◆ **What the task requires**
Copy out each line of the data holding "penyimpanan".

◆ **Supplied data**
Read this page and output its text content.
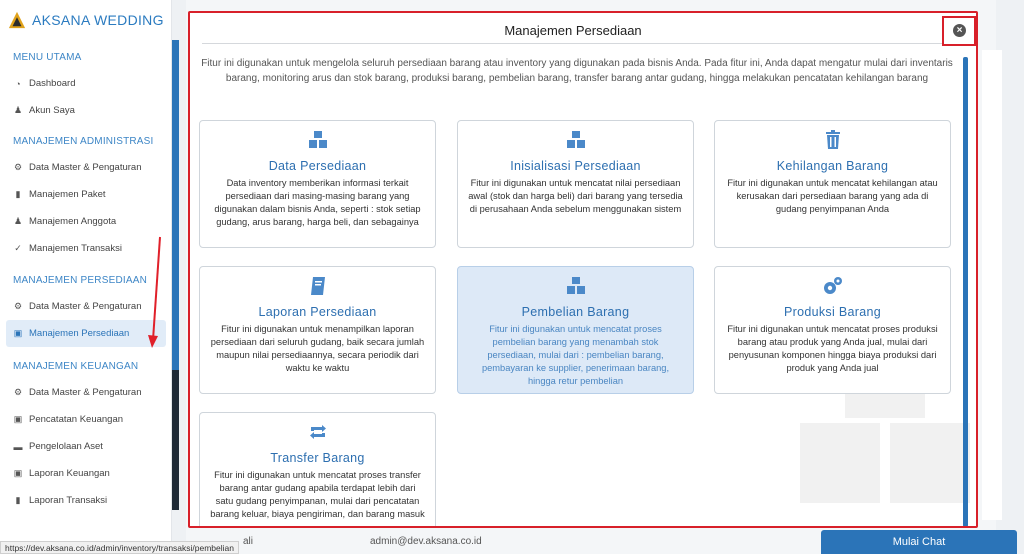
ali	admin@dev.aksana.co.id
AKSANA WEDDING
MENU UTAMA
◔ Dashboard
♟ Akun Saya
MANAJEMEN ADMINISTRASI
⚙ Data Master & Pengaturan
▮ Manajemen Paket
♟ Manajemen Anggota
✓ Manajemen Transaksi
MANAJEMEN PERSEDIAAN
⚙ Data Master & Pengaturan
▣ Manajemen Persediaan
MANAJEMEN KEUANGAN
⚙ Data Master & Pengaturan
▣ Pencatatan Keuangan
▬ Pengelolaan Aset
▣ Laporan Keuangan
▮ Laporan Transaksi
Manajemen Persediaan	×
Fitur ini digunakan untuk mengelola seluruh persediaan barang atau inventory yang digunakan pada bisnis Anda. Pada fitur ini, Anda dapat mengatur mulai dari inventaris barang, monitoring arus dan stok barang, produksi barang, pembelian barang, transfer barang antar gudang, hingga melakukan pencatatan kehilangan barang
Data Persediaan
Data inventory memberikan informasi terkait persediaan dari masing-masing barang yang digunakan dalam bisnis Anda, seperti : stok setiap gudang, arus barang, harga beli, dan sebagainya
Inisialisasi Persediaan
Fitur ini digunakan untuk mencatat nilai persediaan awal (stok dan harga beli) dari barang yang tersedia di perusahaan Anda sebelum menggunakan sistem
Kehilangan Barang
Fitur ini digunakan untuk mencatat kehilangan atau kerusakan dari persediaan barang yang ada di gudang penyimpanan Anda
Laporan Persediaan
Fitur ini digunakan untuk menampilkan laporan persediaan dari seluruh gudang, baik secara jumlah maupun nilai persediaannya, secara periodik dari waktu ke waktu
Pembelian Barang
Fitur ini digunakan untuk mencatat proses pembelian barang yang menambah stok persediaan, mulai dari : pembelian barang, pembayaran ke supplier, penerimaan barang, hingga retur pembelian
Produksi Barang
Fitur ini digunakan untuk mencatat proses produksi barang atau produk yang Anda jual, mulai dari penyusunan komponen hingga biaya produksi dari produk yang Anda jual
Transfer Barang
Fitur ini digunakan untuk mencatat proses transfer barang antar gudang apabila terdapat lebih dari satu gudang penyimpanan, mulai dari pencatatan barang keluar, biaya pengiriman, dan barang masuk
https://dev.aksana.co.id/admin/inventory/transaksi/pembelian	Mulai Chat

◆ **Output for this exercise**
Fitur ini digunakan untuk mencatat kehilangan atau kerusakan dari persediaan barang yang ada di gudang penyimpanan Anda
Fitur ini digunakan untuk mencatat proses transfer barang antar gudang apabila terdapat lebih dari satu gudang penyimpanan, mulai dari pencatatan barang keluar, biaya pengiriman, dan barang masuk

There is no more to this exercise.